┌─ Provided data

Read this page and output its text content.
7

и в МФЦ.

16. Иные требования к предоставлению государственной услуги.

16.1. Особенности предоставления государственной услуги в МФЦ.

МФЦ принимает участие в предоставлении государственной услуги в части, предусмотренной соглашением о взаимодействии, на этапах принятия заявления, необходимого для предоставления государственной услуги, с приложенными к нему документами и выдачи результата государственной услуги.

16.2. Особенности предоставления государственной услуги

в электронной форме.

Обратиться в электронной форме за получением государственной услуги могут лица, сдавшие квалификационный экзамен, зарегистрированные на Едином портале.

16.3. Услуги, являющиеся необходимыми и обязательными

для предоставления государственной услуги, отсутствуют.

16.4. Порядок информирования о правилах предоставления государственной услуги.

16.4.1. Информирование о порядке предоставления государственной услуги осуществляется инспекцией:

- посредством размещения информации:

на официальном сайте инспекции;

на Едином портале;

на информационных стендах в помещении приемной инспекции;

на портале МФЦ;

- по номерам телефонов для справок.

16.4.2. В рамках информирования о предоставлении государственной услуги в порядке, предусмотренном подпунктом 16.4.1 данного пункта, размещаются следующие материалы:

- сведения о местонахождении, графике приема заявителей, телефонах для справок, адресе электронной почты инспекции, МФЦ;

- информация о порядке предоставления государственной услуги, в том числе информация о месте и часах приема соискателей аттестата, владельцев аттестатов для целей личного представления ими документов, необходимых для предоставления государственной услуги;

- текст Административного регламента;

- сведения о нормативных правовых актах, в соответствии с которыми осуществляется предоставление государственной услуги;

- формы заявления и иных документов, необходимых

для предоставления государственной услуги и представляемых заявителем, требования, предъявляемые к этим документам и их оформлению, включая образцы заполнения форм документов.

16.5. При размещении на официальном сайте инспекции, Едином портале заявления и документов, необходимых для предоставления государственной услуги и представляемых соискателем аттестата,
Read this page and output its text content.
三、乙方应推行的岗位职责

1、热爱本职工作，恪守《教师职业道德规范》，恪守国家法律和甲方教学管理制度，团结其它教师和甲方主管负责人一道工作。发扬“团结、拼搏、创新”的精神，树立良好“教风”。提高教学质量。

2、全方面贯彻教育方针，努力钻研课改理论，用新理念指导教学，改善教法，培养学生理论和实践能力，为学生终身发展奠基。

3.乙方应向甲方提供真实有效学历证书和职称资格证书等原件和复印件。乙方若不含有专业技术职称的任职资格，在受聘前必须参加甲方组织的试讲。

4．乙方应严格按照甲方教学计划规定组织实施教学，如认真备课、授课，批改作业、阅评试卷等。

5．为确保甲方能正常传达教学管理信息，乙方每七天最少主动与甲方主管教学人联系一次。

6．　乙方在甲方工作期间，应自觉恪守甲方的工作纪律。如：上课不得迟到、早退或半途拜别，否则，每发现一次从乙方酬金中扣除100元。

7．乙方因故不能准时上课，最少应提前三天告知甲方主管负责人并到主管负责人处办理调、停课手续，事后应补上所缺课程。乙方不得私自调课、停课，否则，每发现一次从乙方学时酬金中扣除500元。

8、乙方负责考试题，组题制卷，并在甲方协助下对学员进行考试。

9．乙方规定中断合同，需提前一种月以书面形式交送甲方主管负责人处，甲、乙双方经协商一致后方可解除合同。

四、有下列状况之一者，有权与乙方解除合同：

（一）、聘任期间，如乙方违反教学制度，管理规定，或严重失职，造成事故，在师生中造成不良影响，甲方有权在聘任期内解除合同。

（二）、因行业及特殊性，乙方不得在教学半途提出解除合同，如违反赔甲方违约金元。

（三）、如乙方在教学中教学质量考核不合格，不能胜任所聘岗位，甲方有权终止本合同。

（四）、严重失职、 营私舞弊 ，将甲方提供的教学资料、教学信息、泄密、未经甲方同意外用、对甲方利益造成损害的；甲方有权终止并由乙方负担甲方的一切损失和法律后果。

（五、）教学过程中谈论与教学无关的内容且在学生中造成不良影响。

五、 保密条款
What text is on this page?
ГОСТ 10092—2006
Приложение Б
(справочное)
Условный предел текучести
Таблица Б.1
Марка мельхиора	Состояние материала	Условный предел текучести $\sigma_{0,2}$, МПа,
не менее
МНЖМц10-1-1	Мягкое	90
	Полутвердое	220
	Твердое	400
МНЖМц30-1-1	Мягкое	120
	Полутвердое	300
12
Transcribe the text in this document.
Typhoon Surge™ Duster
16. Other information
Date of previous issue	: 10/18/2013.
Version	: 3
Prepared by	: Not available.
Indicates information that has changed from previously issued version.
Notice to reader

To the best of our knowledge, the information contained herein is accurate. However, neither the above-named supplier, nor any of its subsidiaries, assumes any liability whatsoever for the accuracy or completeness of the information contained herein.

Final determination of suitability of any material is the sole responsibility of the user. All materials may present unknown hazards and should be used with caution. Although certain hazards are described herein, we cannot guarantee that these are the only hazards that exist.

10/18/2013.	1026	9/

└─

What you will do
Output every entry shown above, exactly.

Result below
Read this page and output its text content.
7

и в МФЦ.

16. Иные требования к предоставлению государственной услуги.

16.1. Особенности предоставления государственной услуги в МФЦ.

МФЦ принимает участие в предоставлении государственной услуги в части, предусмотренной соглашением о взаимодействии, на этапах принятия заявления, необходимого для предоставления государственной услуги, с приложенными к нему документами и выдачи результата государственной услуги.

16.2. Особенности предоставления государственной услуги

в электронной форме.

Обратиться в электронной форме за получением государственной услуги могут лица, сдавшие квалификационный экзамен, зарегистрированные на Едином портале.

16.3. Услуги, являющиеся необходимыми и обязательными

для предоставления государственной услуги, отсутствуют.

16.4. Порядок информирования о правилах предоставления государственной услуги.

16.4.1. Информирование о порядке предоставления государственной услуги осуществляется инспекцией:

- посредством размещения информации:

на официальном сайте инспекции;

на Едином портале;

на информационных стендах в помещении приемной инспекции;

на портале МФЦ;

- по номерам телефонов для справок.

16.4.2. В рамках информирования о предоставлении государственной услуги в порядке, предусмотренном подпунктом 16.4.1 данного пункта, размещаются следующие материалы:

- сведения о местонахождении, графике приема заявителей, телефонах для справок, адресе электронной почты инспекции, МФЦ;

- информация о порядке предоставления государственной услуги, в том числе информация о месте и часах приема соискателей аттестата, владельцев аттестатов для целей личного представления ими документов, необходимых для предоставления государственной услуги;

- текст Административного регламента;

- сведения о нормативных правовых актах, в соответствии с которыми осуществляется предоставление государственной услуги;

- формы заявления и иных документов, необходимых

для предоставления государственной услуги и представляемых заявителем, требования, предъявляемые к этим документам и их оформлению, включая образцы заполнения форм документов.

16.5. При размещении на официальном сайте инспекции, Едином портале заявления и документов, необходимых для предоставления государственной услуги и представляемых соискателем аттестата,
Read this page and output its text content.
三、乙方应推行的岗位职责

1、热爱本职工作，恪守《教师职业道德规范》，恪守国家法律和甲方教学管理制度，团结其它教师和甲方主管负责人一道工作。发扬“团结、拼搏、创新”的精神，树立良好“教风”。提高教学质量。

2、全方面贯彻教育方针，努力钻研课改理论，用新理念指导教学，改善教法，培养学生理论和实践能力，为学生终身发展奠基。

3.乙方应向甲方提供真实有效学历证书和职称资格证书等原件和复印件。乙方若不含有专业技术职称的任职资格，在受聘前必须参加甲方组织的试讲。

4．乙方应严格按照甲方教学计划规定组织实施教学，如认真备课、授课，批改作业、阅评试卷等。

5．为确保甲方能正常传达教学管理信息，乙方每七天最少主动与甲方主管教学人联系一次。

6．　乙方在甲方工作期间，应自觉恪守甲方的工作纪律。如：上课不得迟到、早退或半途拜别，否则，每发现一次从乙方酬金中扣除100元。

7．乙方因故不能准时上课，最少应提前三天告知甲方主管负责人并到主管负责人处办理调、停课手续，事后应补上所缺课程。乙方不得私自调课、停课，否则，每发现一次从乙方学时酬金中扣除500元。

8、乙方负责考试题，组题制卷，并在甲方协助下对学员进行考试。

9．乙方规定中断合同，需提前一种月以书面形式交送甲方主管负责人处，甲、乙双方经协商一致后方可解除合同。

四、有下列状况之一者，有权与乙方解除合同：

（一）、聘任期间，如乙方违反教学制度，管理规定，或严重失职，造成事故，在师生中造成不良影响，甲方有权在聘任期内解除合同。

（二）、因行业及特殊性，乙方不得在教学半途提出解除合同，如违反赔甲方违约金元。

（三）、如乙方在教学中教学质量考核不合格，不能胜任所聘岗位，甲方有权终止本合同。

（四）、严重失职、 营私舞弊 ，将甲方提供的教学资料、教学信息、泄密、未经甲方同意外用、对甲方利益造成损害的；甲方有权终止并由乙方负担甲方的一切损失和法律后果。

（五、）教学过程中谈论与教学无关的内容且在学生中造成不良影响。

五、 保密条款
What text is on this page?
ГОСТ 10092—2006
Приложение Б
(справочное)
Условный предел текучести
Таблица Б.1
Марка мельхиора	Состояние материала	Условный предел текучести $\sigma_{0,2}$, МПа,
не менее
МНЖМц10-1-1	Мягкое	90
	Полутвердое	220
	Твердое	400
МНЖМц30-1-1	Мягкое	120
	Полутвердое	300
12
Transcribe the text in this document.
Typhoon Surge™ Duster
16. Other information
Date of previous issue	: 10/18/2013.
Version	: 3
Prepared by	: Not available.
Indicates information that has changed from previously issued version.
Notice to reader

To the best of our knowledge, the information contained herein is accurate. However, neither the above-named supplier, nor any of its subsidiaries, assumes any liability whatsoever for the accuracy or completeness of the information contained herein.

Final determination of suitability of any material is the sole responsibility of the user. All materials may present unknown hazards and should be used with caution. Although certain hazards are described herein, we cannot guarantee that these are the only hazards that exist.

10/18/2013.	1026	9/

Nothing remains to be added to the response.